Job: In the entries that follow, how many lines contain the word "oxoacyl"? Answer with the number only.
[START]
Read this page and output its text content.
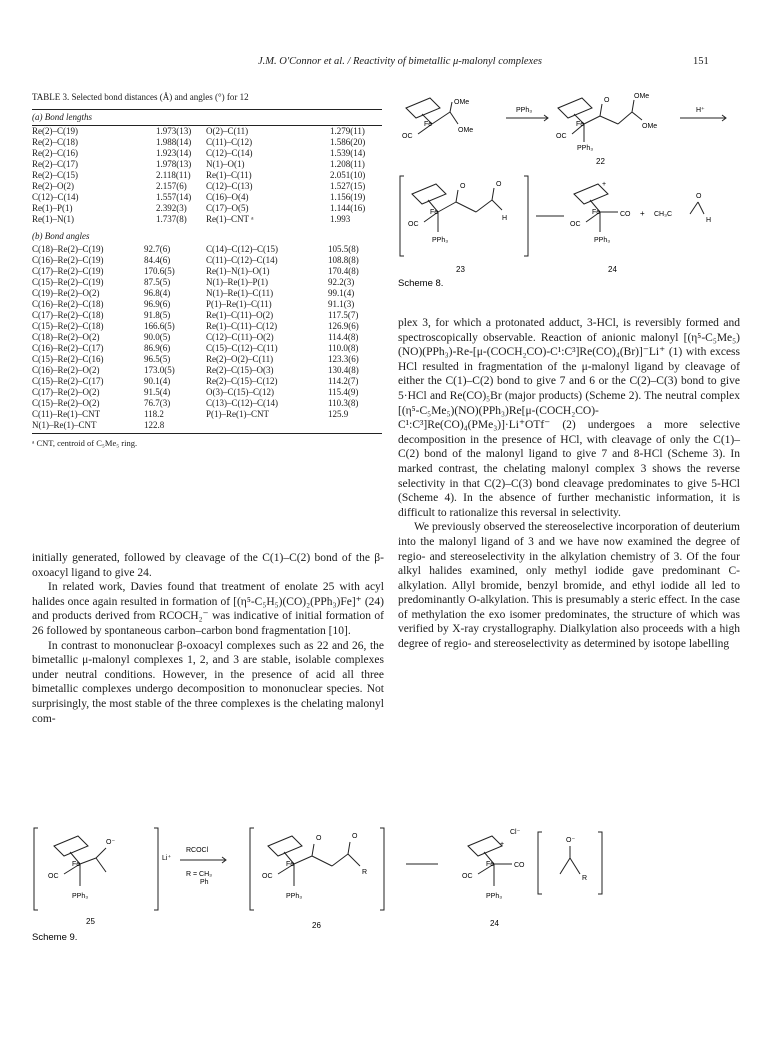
J.M. O'Connor et al. / Reactivity of bimetallic μ-malonyl complexes	151
TABLE 3. Selected bond distances (Å) and angles (°) for 12
(a) Bond lengths
Re(2)–C(19)	1.973(13)	O(2)–C(11)	1.279(11)
Re(2)–C(18)	1.988(14)	C(11)–C(12)	1.586(20)
Re(2)–C(16)	1.923(14)	C(12)–C(14)	1.539(14)
Re(2)–C(17)	1.978(13)	N(1)–O(1)	1.208(11)
Re(2)–C(15)	2.118(11)	Re(1)–C(11)	2.051(10)
Re(2)–O(2)	2.157(6)	C(12)–C(13)	1.527(15)
C(12)–C(14)	1.557(14)	C(16)–O(4)	1.156(19)
Re(1)–P(1)	2.392(3)	C(17)–O(5)	1.144(16)
Re(1)–N(1)	1.737(8)	Re(1)–CNT ᵃ	1.993
(b) Bond angles
C(18)–Re(2)–C(19)	92.7(6)	C(14)–C(12)–C(15)	105.5(8)
C(16)–Re(2)–C(19)	84.4(6)	C(11)–C(12)–C(14)	108.8(8)
C(17)–Re(2)–C(19)	170.6(5)	Re(1)–N(1)–O(1)	170.4(8)
C(15)–Re(2)–C(19)	87.5(5)	N(1)–Re(1)–P(1)	92.2(3)
C(19)–Re(2)–O(2)	96.8(4)	N(1)–Re(1)–C(11)	99.1(4)
C(16)–Re(2)–C(18)	96.9(6)	P(1)–Re(1)–C(11)	91.1(3)
C(17)–Re(2)–C(18)	91.8(5)	Re(1)–C(11)–O(2)	117.5(7)
C(15)–Re(2)–C(18)	166.6(5)	Re(1)–C(11)–C(12)	126.9(6)
C(18)–Re(2)–O(2)	90.0(5)	C(12)–C(11)–O(2)	114.4(8)
C(16)–Re(2)–C(17)	86.9(6)	C(15)–C(12)–C(11)	110.0(8)
C(15)–Re(2)–C(16)	96.5(5)	Re(2)–O(2)–C(11)	123.3(6)
C(16)–Re(2)–O(2)	173.0(5)	Re(2)–C(15)–O(3)	130.4(8)
C(15)–Re(2)–C(17)	90.1(4)	Re(2)–C(15)–C(12)	114.2(7)
C(17)–Re(2)–O(2)	91.5(4)	O(3)–C(15)–C(12)	115.4(9)
C(15)–Re(2)–O(2)	76.7(3)	C(13)–C(12)–C(14)	110.3(8)
C(11)–Re(1)–CNT	118.2	P(1)–Re(1)–CNT	125.9
N(1)–Re(1)–CNT	122.8
ᵃ CNT, centroid of C₅Me₅ ring.
OMe
OMe
Fe
OC
PPh₃	H⁺
Fe
OC
PPh₃
O
OMe
OMe
22
Fe
OC
PPh₃
O	O
H
23
Fe
OC
CO
PPh₃
+
+ CH₃C
O
H
24
Scheme 8.

plex 3, for which a protonated adduct, 3-HCl, is reversibly formed and spectroscopically observable. Reaction of anionic malonyl [(η⁵-C₅Me₅)(NO)(PPh₃)-Re-[μ-(COCH₂CO)-C¹:C³]Re(CO)₄(Br)]⁻Li⁺ (1) with excess HCl resulted in fragmentation of the μ-malonyl ligand by cleavage of either the C(1)–C(2) bond to give 7 and 6 or the C(2)–C(3) bond to give 5·HCl and Re(CO)₅Br (major products) (Scheme 2). The neutral complex [(η⁵-C₅Me₅)(NO)(PPh₃)Re[μ-(COCH₂CO)-C¹:C³]Re(CO)₄(PMe₃)]·Li⁺OTf⁻ (2) undergoes a more selective decomposition in the presence of HCl, with cleavage of only the C(1)–C(2) bond of the malonyl ligand to give 7 and 8-HCl (Scheme 3). In marked contrast, the chelating malonyl complex 3 shows the reverse selectivity in that C(2)–C(3) bond cleavage predominates to give 5-HCl (Scheme 4). In the absence of further mechanistic information, it is difficult to rationalize this reversal in selectivity.

We previously observed the stereoselective incorporation of deuterium into the malonyl ligand of 3 and we have now examined the degree of regio- and stereoselectivity in the alkylation chemistry of 3. Of the four alkyl halides examined, only methyl iodide gave predominant C-alkylation. Allyl bromide, benzyl bromide, and ethyl iodide all led to predominantly O-alkylation. This is presumably a steric effect. In the case of methylation the exo isomer predominates, the structure of which was verified by X-ray crystallography. Dialkylation also proceeds with a high degree of regio- and stereoselectivity as determined by isotope labelling

initially generated, followed by cleavage of the C(1)–C(2) bond of the β-oxoacyl ligand to give 24.

In related work, Davies found that treatment of enolate 25 with acyl halides once again resulted in formation of [(η⁵-C₅H₅)(CO)₂(PPh₃)Fe]⁺ (24) and products derived from RCOCH₂⁻ was indicative of initial formation of 26 followed by spontaneous carbon–carbon bond fragmentation [10].

In contrast to mononuclear β-oxoacyl complexes such as 22 and 26, the bimetallic μ-malonyl complexes 1, 2, and 3 are stable, isolable complexes under neutral conditions. However, in the presence of acid all three bimetallic complexes undergo decomposition to mononuclear species. Not surprisingly, the most stable of the three complexes is the chelating malonyl com-

O⁻
Fe
OC
PPh₃
Li⁺
RCOCl
R = CH₃
Ph
Fe
OC
PPh₃
O	O
R
Cl⁻
+
Fe
OC
CO
PPh₃
O⁻
R
25	26	24
Scheme 9.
[END]
Response: 2